## Problem details
Seek out every line containing the word "Southern", and copy each.

Figure contents as structured data

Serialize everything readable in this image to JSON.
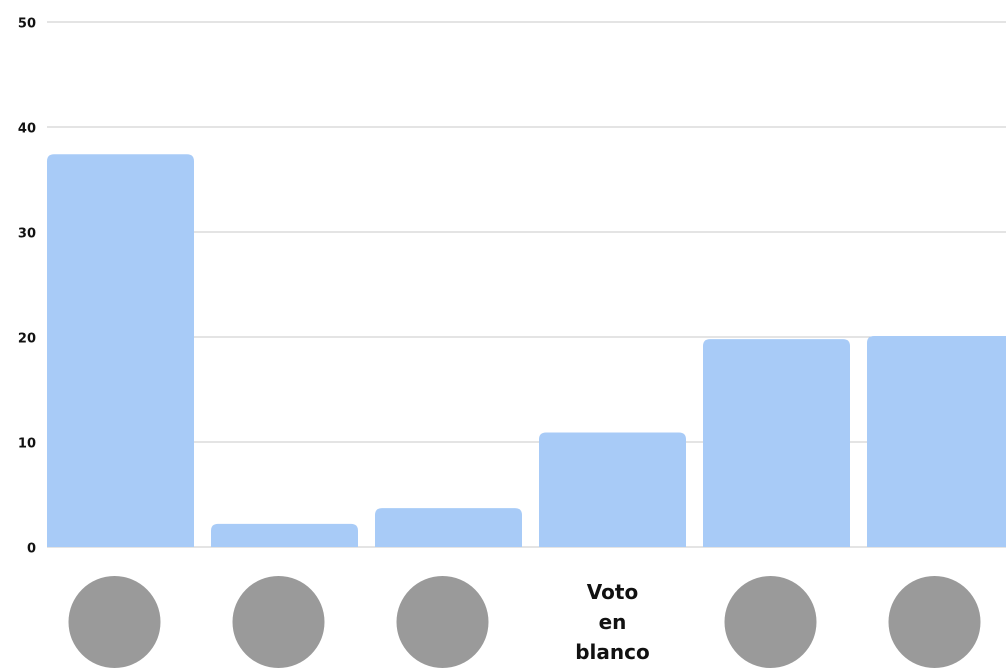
{
  "chart_data": {
    "type": "bar",
    "categories": [
      null,
      null,
      null,
      "Voto en blanco",
      null,
      null
    ],
    "values": [
      37.4,
      2.2,
      3.7,
      10.9,
      19.8,
      20.1
    ],
    "color": "#a8cbf7",
    "ylim": [
      0,
      50
    ],
    "yticks": [
      0,
      10,
      20,
      30,
      40,
      50
    ],
    "grid": true
  }
}
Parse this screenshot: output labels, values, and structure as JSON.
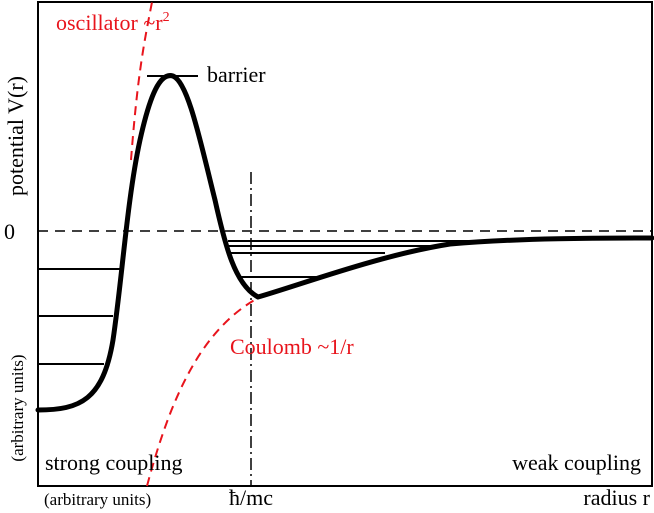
{
  "labels": {
    "oscillator": "oscillator ~r",
    "oscillator_exp": "2",
    "barrier": "barrier",
    "coulomb": "Coulomb ~1/r",
    "zero": "0",
    "strong_coupling": "strong coupling",
    "weak_coupling": "weak coupling",
    "y_axis_main": "potential V(r)",
    "y_axis_units": "(arbitrary units)",
    "x_axis_units": "(arbitrary units)",
    "x_tick": "ħ/mc",
    "x_axis": "radius r"
  },
  "colors": {
    "curve": "#000000",
    "approximation": "#e8141c",
    "frame": "#000000",
    "background": "#ffffff"
  }
}
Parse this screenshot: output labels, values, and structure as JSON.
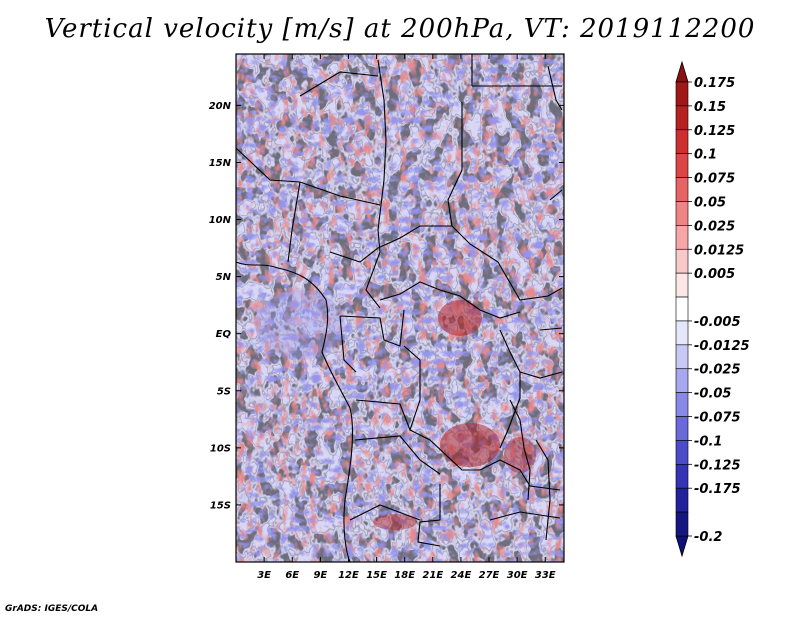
{
  "title": "Vertical velocity [m/s] at 200hPa, VT: 2019112200",
  "footer": "GrADS: IGES/COLA",
  "map": {
    "lat_range": [
      -20,
      24.5
    ],
    "lon_range": [
      0,
      35
    ],
    "lat_ticks": [
      {
        "value": 20,
        "label": "20N"
      },
      {
        "value": 15,
        "label": "15N"
      },
      {
        "value": 10,
        "label": "10N"
      },
      {
        "value": 5,
        "label": "5N"
      },
      {
        "value": 0,
        "label": "EQ"
      },
      {
        "value": -5,
        "label": "5S"
      },
      {
        "value": -10,
        "label": "10S"
      },
      {
        "value": -15,
        "label": "15S"
      }
    ],
    "lon_ticks": [
      {
        "value": 3,
        "label": "3E"
      },
      {
        "value": 6,
        "label": "6E"
      },
      {
        "value": 9,
        "label": "9E"
      },
      {
        "value": 12,
        "label": "12E"
      },
      {
        "value": 15,
        "label": "15E"
      },
      {
        "value": 18,
        "label": "18E"
      },
      {
        "value": 21,
        "label": "21E"
      },
      {
        "value": 24,
        "label": "24E"
      },
      {
        "value": 27,
        "label": "27E"
      },
      {
        "value": 30,
        "label": "30E"
      },
      {
        "value": 33,
        "label": "33E"
      }
    ]
  },
  "colorbar": {
    "bins": [
      {
        "label": "0.175",
        "color": "#a01818"
      },
      {
        "label": "0.15",
        "color": "#b62222"
      },
      {
        "label": "0.125",
        "color": "#cc3030"
      },
      {
        "label": "0.1",
        "color": "#dd4646"
      },
      {
        "label": "0.075",
        "color": "#e86464"
      },
      {
        "label": "0.05",
        "color": "#ef8484"
      },
      {
        "label": "0.025",
        "color": "#f5a6a6"
      },
      {
        "label": "0.0125",
        "color": "#f9c8c8"
      },
      {
        "label": "0.005",
        "color": "#fce6e6"
      },
      {
        "label": "",
        "color": "#ffffff"
      },
      {
        "label": "-0.005",
        "color": "#e6e6fb"
      },
      {
        "label": "-0.0125",
        "color": "#c8c8f5"
      },
      {
        "label": "-0.025",
        "color": "#a8a8ee"
      },
      {
        "label": "-0.05",
        "color": "#8888e6"
      },
      {
        "label": "-0.075",
        "color": "#6a6ad8"
      },
      {
        "label": "-0.1",
        "color": "#4c4cc8"
      },
      {
        "label": "-0.125",
        "color": "#3434b4"
      },
      {
        "label": "-0.175",
        "color": "#22229c"
      },
      {
        "label": "-0.2",
        "color": "#161680"
      }
    ],
    "top_color": "#8c1010",
    "bottom_color": "#10107a"
  }
}
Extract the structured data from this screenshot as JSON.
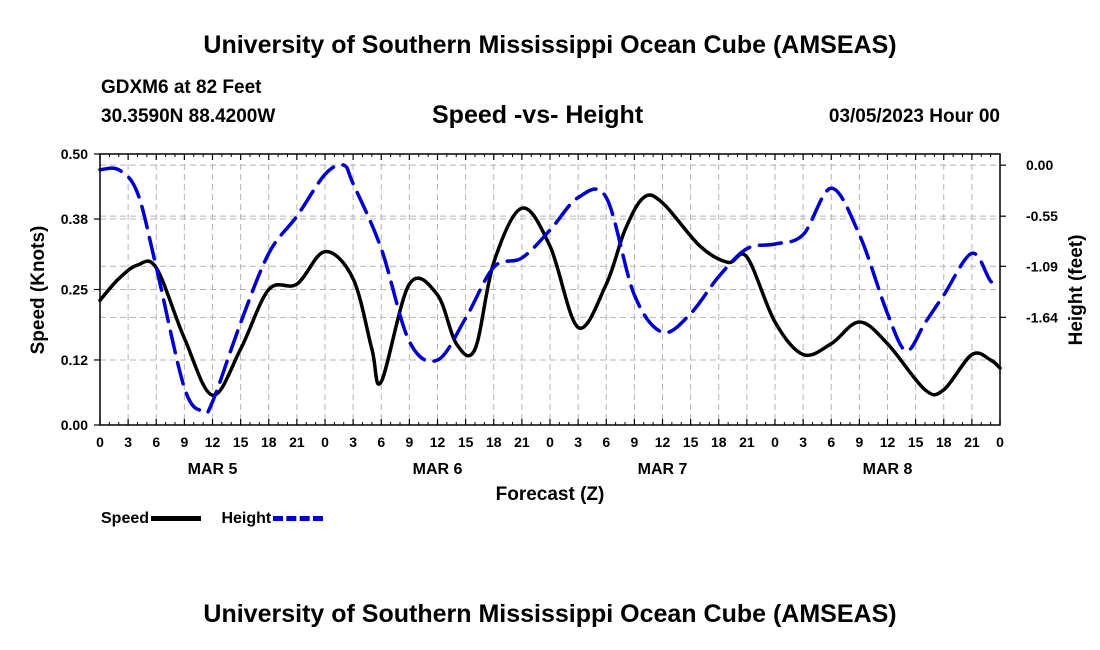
{
  "header": {
    "title": "University of Southern Mississippi Ocean Cube (AMSEAS)",
    "station": "GDXM6 at 82 Feet",
    "coordinates": "30.3590N  88.4200W",
    "subtitle": "Speed -vs- Height",
    "datetime": "03/05/2023 Hour 00"
  },
  "footer": {
    "title": "University of Southern Mississippi Ocean Cube (AMSEAS)"
  },
  "legend": {
    "speed_label": "Speed",
    "height_label": "Height"
  },
  "colors": {
    "speed": "#000000",
    "height": "#0000cc",
    "grid": "#b4b4b4"
  },
  "chart_data": {
    "type": "line",
    "title": "Speed -vs- Height",
    "xlabel": "Forecast (Z)",
    "ylabel": "Speed (Knots)",
    "y2label": "Height (feet)",
    "x_unit": "hours since MAR 5 00Z",
    "xlim": [
      0,
      96
    ],
    "ylim": [
      0,
      0.5
    ],
    "y2lim": [
      0.12,
      -2.8
    ],
    "x_ticks": [
      0,
      3,
      6,
      9,
      12,
      15,
      18,
      21,
      24,
      27,
      30,
      33,
      36,
      39,
      42,
      45,
      48,
      51,
      54,
      57,
      60,
      63,
      66,
      69,
      72,
      75,
      78,
      81,
      84,
      87,
      90,
      93,
      96
    ],
    "x_tick_labels": [
      "0",
      "3",
      "6",
      "9",
      "12",
      "15",
      "18",
      "21",
      "0",
      "3",
      "6",
      "9",
      "12",
      "15",
      "18",
      "21",
      "0",
      "3",
      "6",
      "9",
      "12",
      "15",
      "18",
      "21",
      "0",
      "3",
      "6",
      "9",
      "12",
      "15",
      "18",
      "21",
      "0"
    ],
    "date_labels": [
      {
        "x": 12,
        "label": "MAR 5"
      },
      {
        "x": 36,
        "label": "MAR 6"
      },
      {
        "x": 60,
        "label": "MAR 7"
      },
      {
        "x": 84,
        "label": "MAR 8"
      }
    ],
    "y_ticks": [
      0,
      0.12,
      0.25,
      0.38,
      0.5
    ],
    "y_tick_labels": [
      "0.00",
      "0.12",
      "0.25",
      "0.38",
      "0.50"
    ],
    "y2_ticks": [
      0.0,
      -0.55,
      -1.09,
      -1.64
    ],
    "y2_tick_labels": [
      "0.00",
      "-0.55",
      "-1.09",
      "-1.64"
    ],
    "grid": true,
    "series": [
      {
        "name": "Speed",
        "axis": "left",
        "style": "solid",
        "x": [
          0,
          2,
          4,
          6,
          9,
          12,
          15,
          18,
          21,
          24,
          27,
          29,
          30,
          33,
          36,
          38,
          40,
          42,
          45,
          48,
          51,
          54,
          56,
          58,
          60,
          64,
          67,
          69,
          72,
          75,
          78,
          81,
          84,
          88,
          90,
          93,
          95,
          96
        ],
        "y": [
          0.23,
          0.27,
          0.295,
          0.29,
          0.16,
          0.055,
          0.14,
          0.25,
          0.26,
          0.32,
          0.27,
          0.14,
          0.08,
          0.26,
          0.24,
          0.15,
          0.14,
          0.3,
          0.4,
          0.33,
          0.18,
          0.26,
          0.36,
          0.42,
          0.41,
          0.33,
          0.3,
          0.31,
          0.19,
          0.13,
          0.15,
          0.19,
          0.15,
          0.065,
          0.065,
          0.13,
          0.12,
          0.105
        ]
      },
      {
        "name": "Height",
        "axis": "right",
        "style": "dashed",
        "x": [
          0,
          2,
          4,
          6,
          9,
          11,
          12,
          15,
          18,
          21,
          24,
          26,
          27,
          30,
          33,
          36,
          39,
          42,
          45,
          48,
          51,
          54,
          57,
          60,
          63,
          66,
          69,
          72,
          75,
          78,
          81,
          84,
          86,
          88,
          90,
          93,
          95,
          96
        ],
        "y": [
          -0.05,
          -0.05,
          -0.3,
          -1.1,
          -2.4,
          -2.65,
          -2.55,
          -1.7,
          -0.95,
          -0.55,
          -0.1,
          0.0,
          -0.2,
          -0.9,
          -1.9,
          -2.1,
          -1.65,
          -1.1,
          -1.0,
          -0.7,
          -0.35,
          -0.35,
          -1.4,
          -1.8,
          -1.6,
          -1.2,
          -0.9,
          -0.85,
          -0.75,
          -0.25,
          -0.75,
          -1.6,
          -2.0,
          -1.7,
          -1.4,
          -0.95,
          -1.25,
          -1.3
        ]
      }
    ]
  }
}
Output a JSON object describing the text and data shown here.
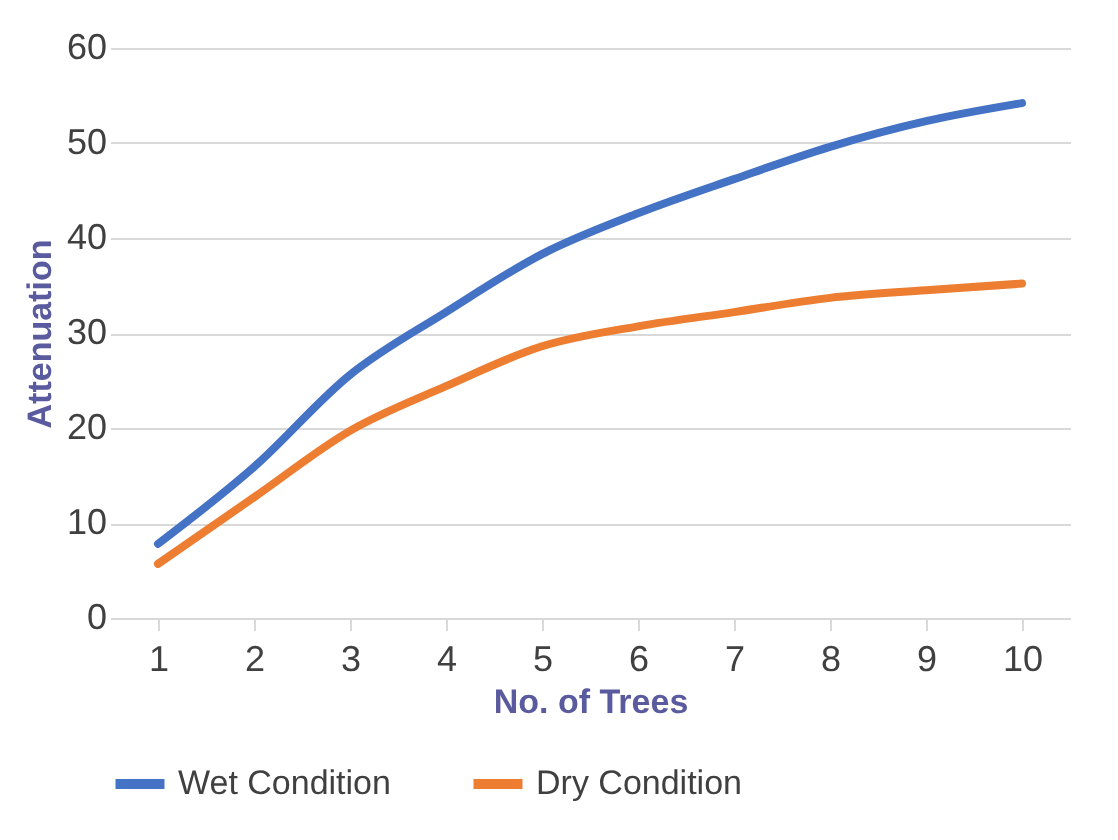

## Response to the exercise
    "title": "University of Southern Mississippi Ocean Cube (AMSEAS)",
    "title": "University of Southern Mississippi Ocean Cube (AMSEAS)"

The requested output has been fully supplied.